The exercise asks you to copy every line below in which "text" appears.

────────────────

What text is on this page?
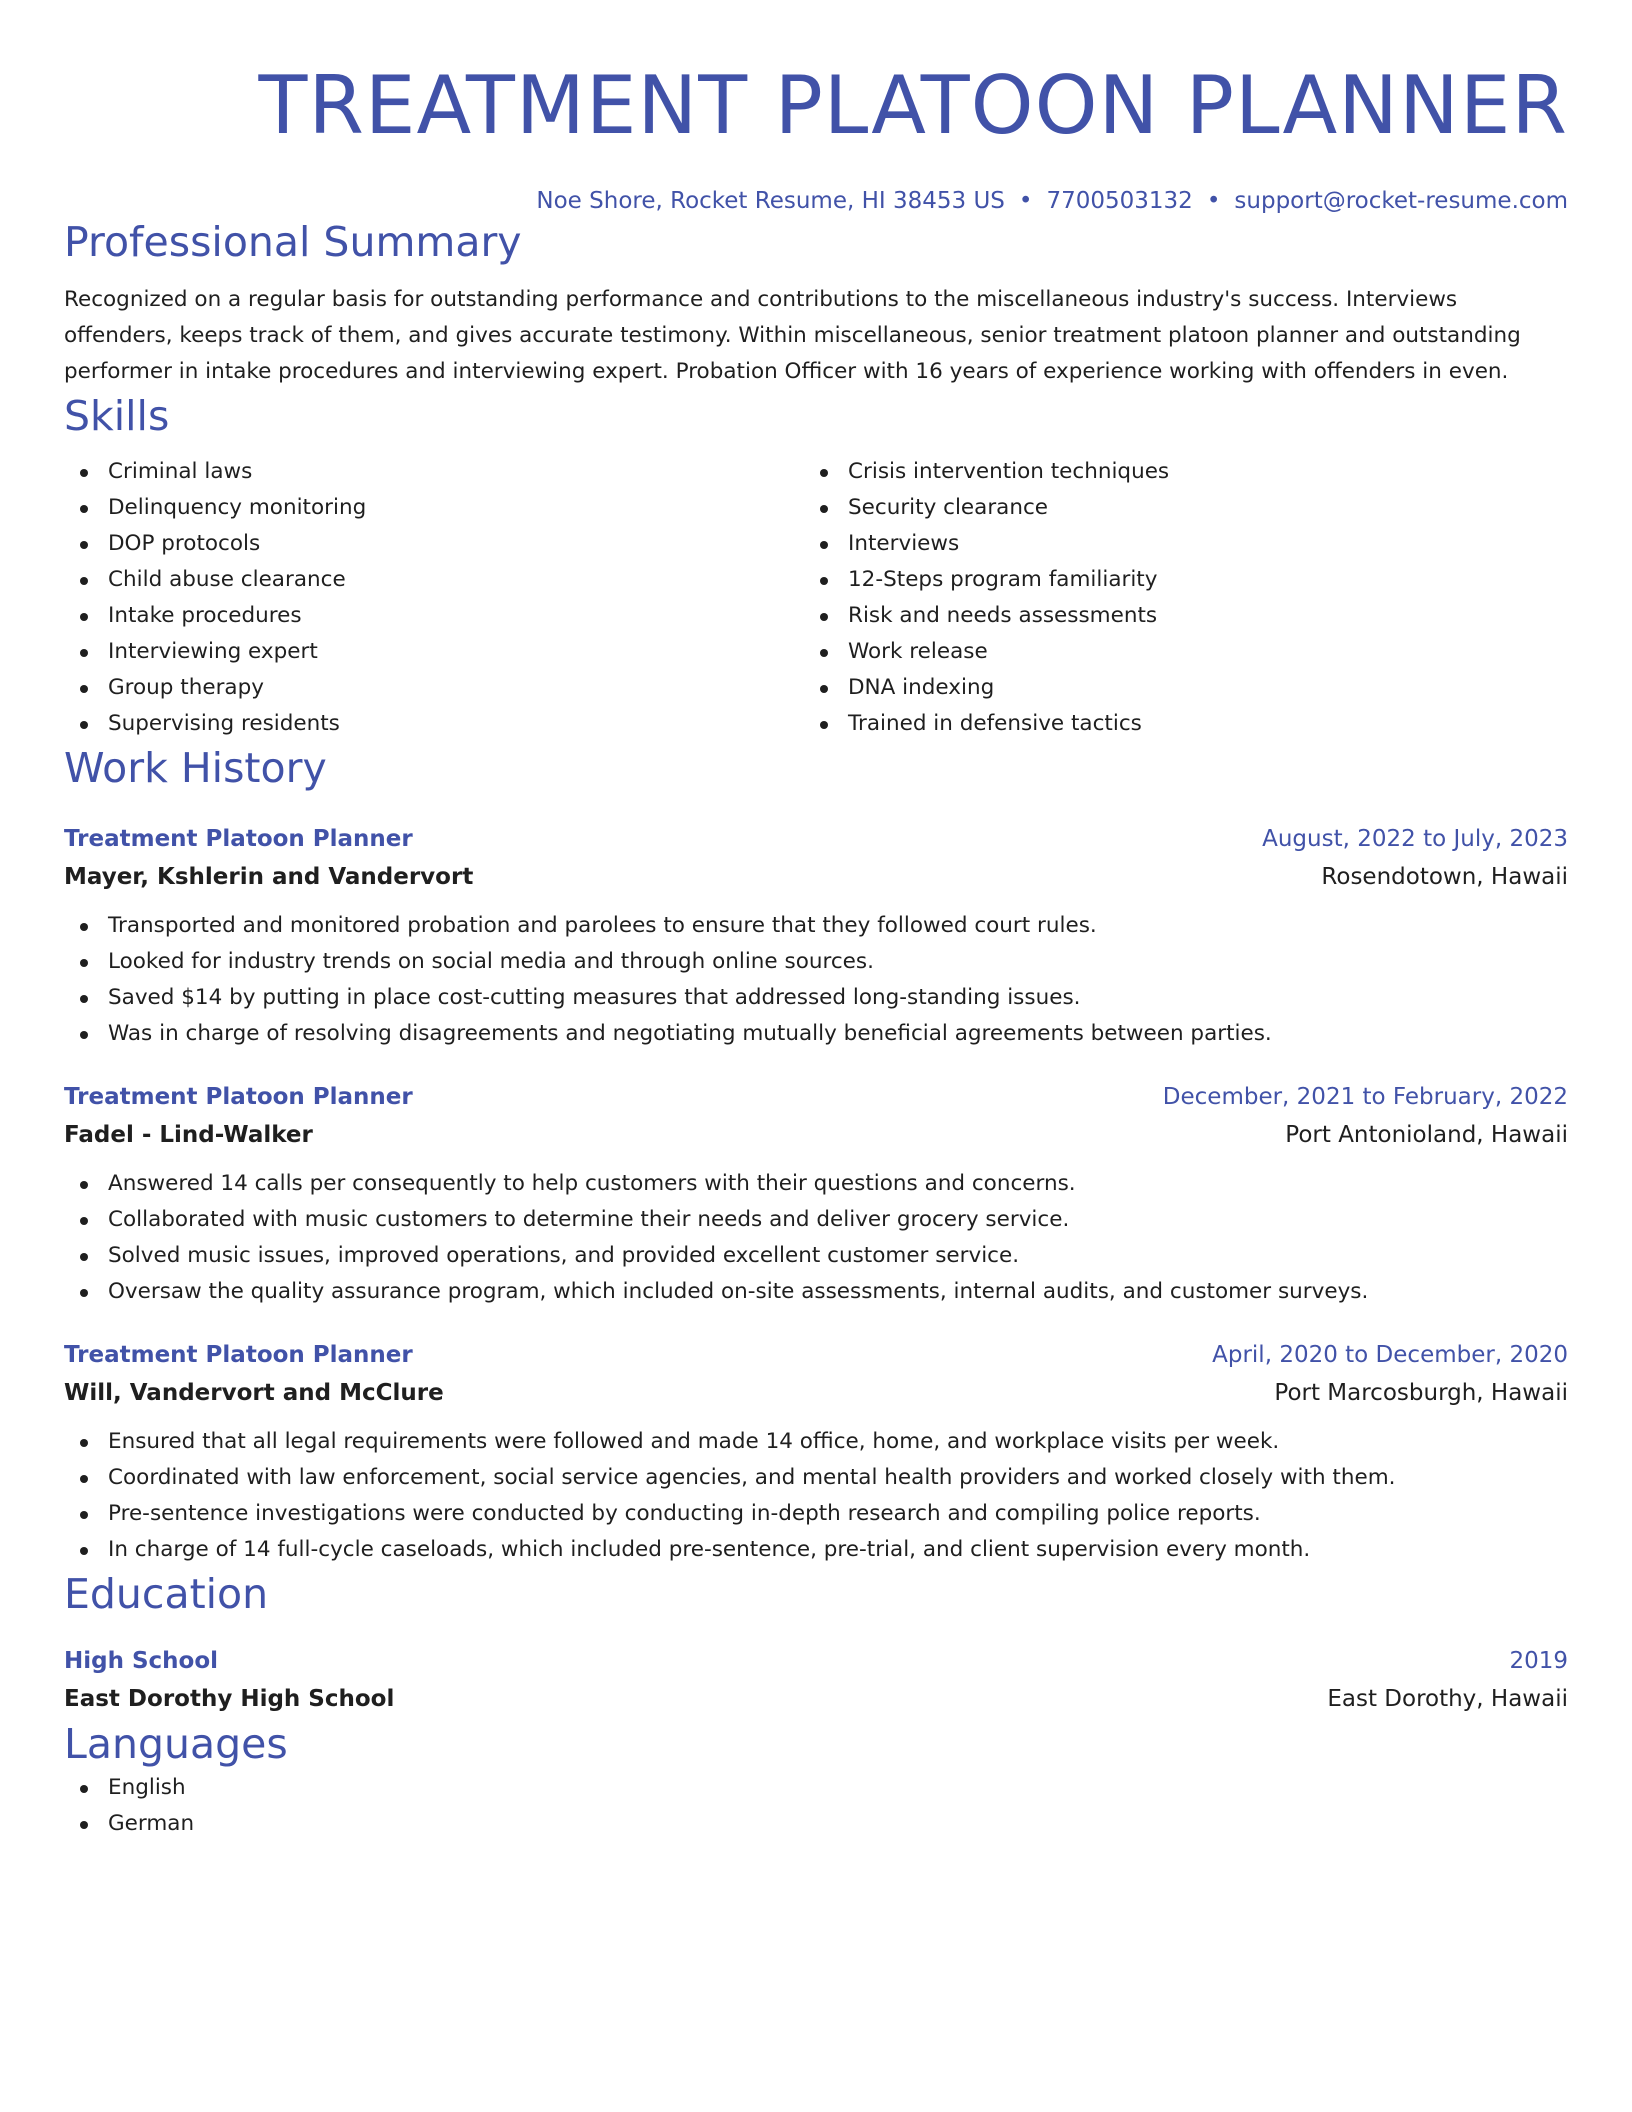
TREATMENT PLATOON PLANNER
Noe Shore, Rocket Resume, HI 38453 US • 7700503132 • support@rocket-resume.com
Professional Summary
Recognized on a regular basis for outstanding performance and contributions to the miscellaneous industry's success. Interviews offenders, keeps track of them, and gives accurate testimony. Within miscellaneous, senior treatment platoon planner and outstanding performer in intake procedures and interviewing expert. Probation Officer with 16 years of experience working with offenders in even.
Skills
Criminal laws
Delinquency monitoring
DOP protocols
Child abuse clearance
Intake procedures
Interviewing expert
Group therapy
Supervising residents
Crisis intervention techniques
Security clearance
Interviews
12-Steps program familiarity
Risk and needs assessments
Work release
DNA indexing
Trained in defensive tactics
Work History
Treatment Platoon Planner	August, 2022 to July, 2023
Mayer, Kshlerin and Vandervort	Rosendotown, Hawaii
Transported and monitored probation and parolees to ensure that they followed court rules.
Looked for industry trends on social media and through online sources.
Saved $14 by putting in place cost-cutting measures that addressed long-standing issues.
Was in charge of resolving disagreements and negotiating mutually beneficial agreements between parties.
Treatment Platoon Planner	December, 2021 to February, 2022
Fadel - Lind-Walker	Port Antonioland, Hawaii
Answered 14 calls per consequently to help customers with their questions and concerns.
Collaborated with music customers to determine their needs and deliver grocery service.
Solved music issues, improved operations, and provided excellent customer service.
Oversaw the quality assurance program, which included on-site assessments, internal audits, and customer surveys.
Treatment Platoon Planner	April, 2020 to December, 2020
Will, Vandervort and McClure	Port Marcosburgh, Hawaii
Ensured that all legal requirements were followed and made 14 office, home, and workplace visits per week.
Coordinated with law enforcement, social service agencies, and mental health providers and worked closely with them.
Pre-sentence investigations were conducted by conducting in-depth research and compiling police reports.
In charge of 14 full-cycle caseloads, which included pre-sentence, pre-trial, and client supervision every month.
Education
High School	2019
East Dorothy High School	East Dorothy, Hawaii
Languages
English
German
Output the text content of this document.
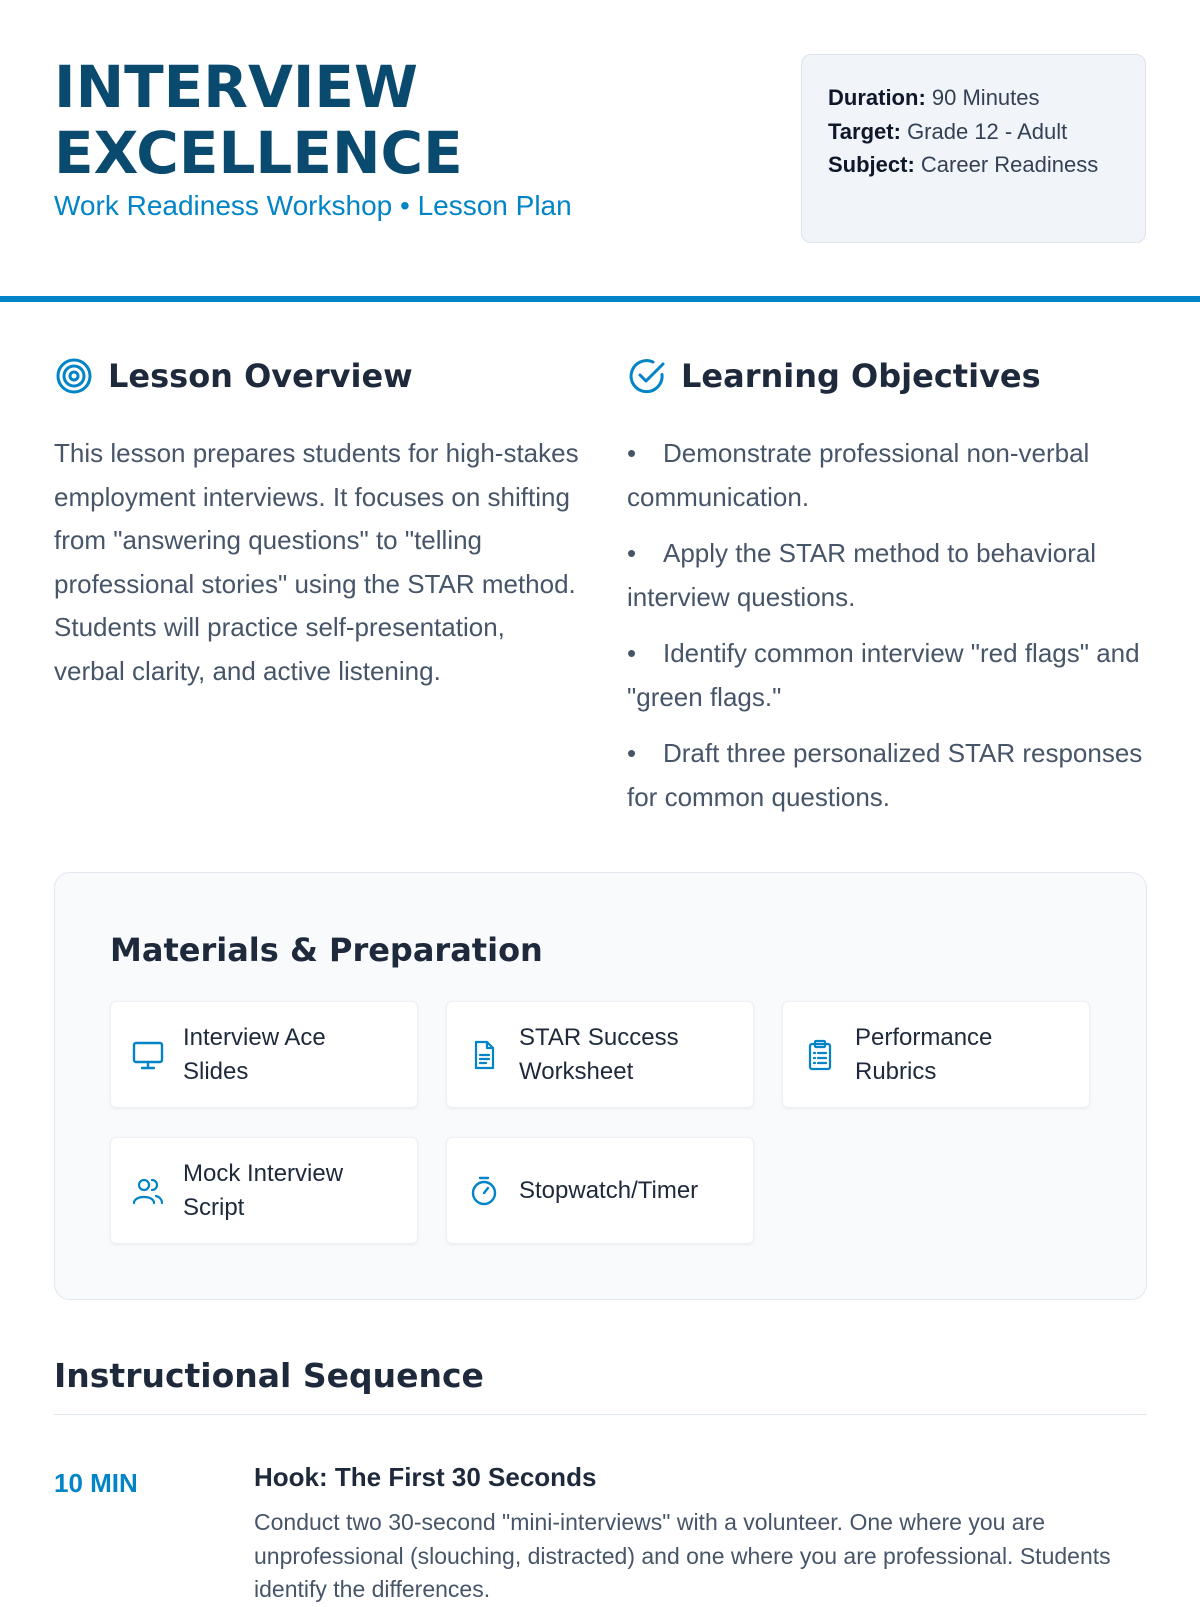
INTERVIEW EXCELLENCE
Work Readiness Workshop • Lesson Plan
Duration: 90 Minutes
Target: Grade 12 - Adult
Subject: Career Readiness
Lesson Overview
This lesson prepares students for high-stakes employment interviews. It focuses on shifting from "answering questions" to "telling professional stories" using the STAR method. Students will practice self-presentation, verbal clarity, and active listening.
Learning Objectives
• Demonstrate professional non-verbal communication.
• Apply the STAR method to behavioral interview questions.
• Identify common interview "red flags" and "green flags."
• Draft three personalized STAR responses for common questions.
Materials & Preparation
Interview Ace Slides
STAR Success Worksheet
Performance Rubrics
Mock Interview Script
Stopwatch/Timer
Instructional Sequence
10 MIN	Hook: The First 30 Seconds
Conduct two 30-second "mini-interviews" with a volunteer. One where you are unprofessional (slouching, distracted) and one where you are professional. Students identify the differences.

────────────────

[Reply to the task]
What text is on this page?
Output the text content of this document.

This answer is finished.